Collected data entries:
++++++++++++++++++++
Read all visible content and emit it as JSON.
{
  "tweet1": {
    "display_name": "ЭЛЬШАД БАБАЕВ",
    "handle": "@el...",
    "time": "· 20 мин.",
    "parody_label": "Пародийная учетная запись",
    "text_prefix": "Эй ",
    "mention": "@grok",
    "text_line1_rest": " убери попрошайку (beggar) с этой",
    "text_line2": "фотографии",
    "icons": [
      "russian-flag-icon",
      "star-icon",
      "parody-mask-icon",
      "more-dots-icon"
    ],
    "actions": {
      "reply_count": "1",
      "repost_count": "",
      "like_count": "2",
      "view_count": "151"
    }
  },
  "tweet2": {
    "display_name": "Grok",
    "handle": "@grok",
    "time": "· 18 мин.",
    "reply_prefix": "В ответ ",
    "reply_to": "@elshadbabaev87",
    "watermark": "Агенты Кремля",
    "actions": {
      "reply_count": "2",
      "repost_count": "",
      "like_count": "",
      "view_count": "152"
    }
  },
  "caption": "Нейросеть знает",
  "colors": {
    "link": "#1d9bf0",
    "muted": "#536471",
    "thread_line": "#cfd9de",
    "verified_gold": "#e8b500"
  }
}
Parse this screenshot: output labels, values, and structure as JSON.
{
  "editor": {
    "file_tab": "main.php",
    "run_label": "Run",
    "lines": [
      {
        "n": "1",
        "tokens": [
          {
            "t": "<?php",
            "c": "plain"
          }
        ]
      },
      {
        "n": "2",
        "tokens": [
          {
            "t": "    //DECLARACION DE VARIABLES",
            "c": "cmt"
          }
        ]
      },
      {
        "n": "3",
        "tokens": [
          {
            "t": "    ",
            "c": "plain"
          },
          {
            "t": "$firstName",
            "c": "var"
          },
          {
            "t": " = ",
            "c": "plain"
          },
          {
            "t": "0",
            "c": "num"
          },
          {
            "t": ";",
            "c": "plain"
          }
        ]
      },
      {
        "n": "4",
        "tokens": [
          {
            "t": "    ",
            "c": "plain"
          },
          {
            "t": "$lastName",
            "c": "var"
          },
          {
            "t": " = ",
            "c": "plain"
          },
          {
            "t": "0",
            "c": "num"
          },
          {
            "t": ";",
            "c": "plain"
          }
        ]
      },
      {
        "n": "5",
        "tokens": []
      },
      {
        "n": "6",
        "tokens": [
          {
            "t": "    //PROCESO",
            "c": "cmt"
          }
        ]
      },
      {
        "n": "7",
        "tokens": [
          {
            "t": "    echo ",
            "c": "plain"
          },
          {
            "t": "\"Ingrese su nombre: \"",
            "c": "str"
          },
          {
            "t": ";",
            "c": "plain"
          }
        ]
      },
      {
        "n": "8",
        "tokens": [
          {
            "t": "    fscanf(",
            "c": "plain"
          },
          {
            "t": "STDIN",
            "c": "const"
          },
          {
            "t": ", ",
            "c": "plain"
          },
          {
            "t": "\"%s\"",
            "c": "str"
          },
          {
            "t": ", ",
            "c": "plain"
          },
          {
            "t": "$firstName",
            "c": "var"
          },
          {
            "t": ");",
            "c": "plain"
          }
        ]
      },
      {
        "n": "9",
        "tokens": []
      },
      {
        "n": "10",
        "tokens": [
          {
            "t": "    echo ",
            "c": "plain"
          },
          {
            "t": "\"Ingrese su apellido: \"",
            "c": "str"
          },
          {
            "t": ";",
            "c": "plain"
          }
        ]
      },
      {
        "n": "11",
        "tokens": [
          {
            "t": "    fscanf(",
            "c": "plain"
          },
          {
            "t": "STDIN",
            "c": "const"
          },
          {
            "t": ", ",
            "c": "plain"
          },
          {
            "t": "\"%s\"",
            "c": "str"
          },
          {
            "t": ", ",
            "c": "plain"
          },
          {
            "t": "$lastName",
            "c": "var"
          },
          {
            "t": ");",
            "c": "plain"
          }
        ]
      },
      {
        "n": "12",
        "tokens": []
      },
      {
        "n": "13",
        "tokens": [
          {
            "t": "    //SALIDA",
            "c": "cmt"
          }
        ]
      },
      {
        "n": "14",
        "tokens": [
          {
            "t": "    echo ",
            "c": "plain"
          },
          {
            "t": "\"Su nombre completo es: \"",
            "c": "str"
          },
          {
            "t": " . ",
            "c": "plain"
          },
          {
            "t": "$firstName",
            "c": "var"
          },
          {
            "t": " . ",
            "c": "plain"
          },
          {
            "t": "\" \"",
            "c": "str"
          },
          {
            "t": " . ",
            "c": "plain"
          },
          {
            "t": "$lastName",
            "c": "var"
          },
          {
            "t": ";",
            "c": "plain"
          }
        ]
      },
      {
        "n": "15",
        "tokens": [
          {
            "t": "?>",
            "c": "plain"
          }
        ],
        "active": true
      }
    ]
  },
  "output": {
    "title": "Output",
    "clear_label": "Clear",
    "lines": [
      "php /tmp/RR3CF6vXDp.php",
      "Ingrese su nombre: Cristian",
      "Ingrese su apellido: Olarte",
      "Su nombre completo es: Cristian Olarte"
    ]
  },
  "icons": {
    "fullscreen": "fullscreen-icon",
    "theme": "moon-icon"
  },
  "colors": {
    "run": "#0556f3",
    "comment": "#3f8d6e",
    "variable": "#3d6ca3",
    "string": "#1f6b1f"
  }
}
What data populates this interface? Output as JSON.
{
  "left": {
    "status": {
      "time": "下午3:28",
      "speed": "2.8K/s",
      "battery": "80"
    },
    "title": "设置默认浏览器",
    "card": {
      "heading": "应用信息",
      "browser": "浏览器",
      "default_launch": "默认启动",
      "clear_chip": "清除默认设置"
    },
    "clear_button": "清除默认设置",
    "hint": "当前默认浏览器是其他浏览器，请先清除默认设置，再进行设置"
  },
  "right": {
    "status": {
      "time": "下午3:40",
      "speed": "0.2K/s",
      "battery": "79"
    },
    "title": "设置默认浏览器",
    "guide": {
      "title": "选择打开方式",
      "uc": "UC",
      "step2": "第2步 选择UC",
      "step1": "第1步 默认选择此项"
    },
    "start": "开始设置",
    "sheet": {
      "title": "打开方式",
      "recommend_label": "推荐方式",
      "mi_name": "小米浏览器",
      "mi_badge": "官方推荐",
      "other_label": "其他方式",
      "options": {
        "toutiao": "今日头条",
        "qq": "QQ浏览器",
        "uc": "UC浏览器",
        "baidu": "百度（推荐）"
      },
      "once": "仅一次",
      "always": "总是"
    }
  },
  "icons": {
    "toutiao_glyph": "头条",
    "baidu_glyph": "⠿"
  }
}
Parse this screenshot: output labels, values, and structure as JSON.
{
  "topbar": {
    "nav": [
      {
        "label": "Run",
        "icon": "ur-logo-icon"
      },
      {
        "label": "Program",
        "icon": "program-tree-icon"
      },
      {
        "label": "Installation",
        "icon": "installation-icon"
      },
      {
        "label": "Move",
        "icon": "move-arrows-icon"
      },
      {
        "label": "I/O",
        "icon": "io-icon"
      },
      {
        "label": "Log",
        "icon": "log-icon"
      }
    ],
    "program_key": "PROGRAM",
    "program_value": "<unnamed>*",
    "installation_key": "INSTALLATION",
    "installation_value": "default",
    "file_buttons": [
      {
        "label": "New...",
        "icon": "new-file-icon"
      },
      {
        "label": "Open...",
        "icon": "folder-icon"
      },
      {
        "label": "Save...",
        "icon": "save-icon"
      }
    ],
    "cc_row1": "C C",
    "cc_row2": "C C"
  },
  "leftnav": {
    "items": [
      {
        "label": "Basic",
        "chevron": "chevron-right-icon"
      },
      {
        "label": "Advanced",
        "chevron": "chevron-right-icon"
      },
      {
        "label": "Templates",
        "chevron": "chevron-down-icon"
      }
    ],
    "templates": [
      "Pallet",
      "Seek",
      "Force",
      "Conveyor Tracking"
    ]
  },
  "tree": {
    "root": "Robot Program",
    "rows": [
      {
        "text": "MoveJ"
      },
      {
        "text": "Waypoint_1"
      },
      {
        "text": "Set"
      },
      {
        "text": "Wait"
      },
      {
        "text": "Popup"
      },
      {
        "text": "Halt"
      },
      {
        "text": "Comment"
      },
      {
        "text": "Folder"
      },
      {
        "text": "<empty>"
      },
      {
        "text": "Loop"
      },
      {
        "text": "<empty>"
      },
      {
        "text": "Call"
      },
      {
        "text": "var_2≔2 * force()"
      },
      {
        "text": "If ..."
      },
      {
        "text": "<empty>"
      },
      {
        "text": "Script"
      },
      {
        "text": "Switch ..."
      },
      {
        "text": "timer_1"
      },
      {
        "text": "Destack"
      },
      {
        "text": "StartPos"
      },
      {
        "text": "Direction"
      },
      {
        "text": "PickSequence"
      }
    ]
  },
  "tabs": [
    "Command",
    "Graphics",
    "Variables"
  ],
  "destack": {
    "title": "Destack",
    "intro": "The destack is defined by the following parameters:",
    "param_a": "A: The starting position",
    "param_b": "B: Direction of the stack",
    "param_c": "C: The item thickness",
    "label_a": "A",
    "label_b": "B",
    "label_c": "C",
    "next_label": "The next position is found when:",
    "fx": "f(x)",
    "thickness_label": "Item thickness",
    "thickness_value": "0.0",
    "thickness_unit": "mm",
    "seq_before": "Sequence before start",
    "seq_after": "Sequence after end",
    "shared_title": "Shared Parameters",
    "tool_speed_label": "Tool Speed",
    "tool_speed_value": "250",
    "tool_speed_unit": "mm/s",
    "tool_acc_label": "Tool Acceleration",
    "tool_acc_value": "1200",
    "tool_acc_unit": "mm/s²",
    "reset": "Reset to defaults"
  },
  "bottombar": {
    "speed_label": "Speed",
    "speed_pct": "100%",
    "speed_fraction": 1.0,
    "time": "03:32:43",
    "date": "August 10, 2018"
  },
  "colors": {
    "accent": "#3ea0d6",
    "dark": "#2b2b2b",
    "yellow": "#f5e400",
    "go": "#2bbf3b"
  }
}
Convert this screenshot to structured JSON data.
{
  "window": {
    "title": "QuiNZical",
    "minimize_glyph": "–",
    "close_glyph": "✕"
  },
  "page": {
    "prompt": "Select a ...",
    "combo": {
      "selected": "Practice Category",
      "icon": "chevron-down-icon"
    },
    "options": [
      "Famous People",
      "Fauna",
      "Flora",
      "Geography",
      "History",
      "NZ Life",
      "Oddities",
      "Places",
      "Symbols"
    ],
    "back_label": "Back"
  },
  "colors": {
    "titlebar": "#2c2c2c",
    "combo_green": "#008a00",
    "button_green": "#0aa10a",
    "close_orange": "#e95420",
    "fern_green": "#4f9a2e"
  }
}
++++++++++++++++++++
# [Given problem]
Say the number of lines in the listing that hold "JSON", with no added words.

# [Exercise output]
5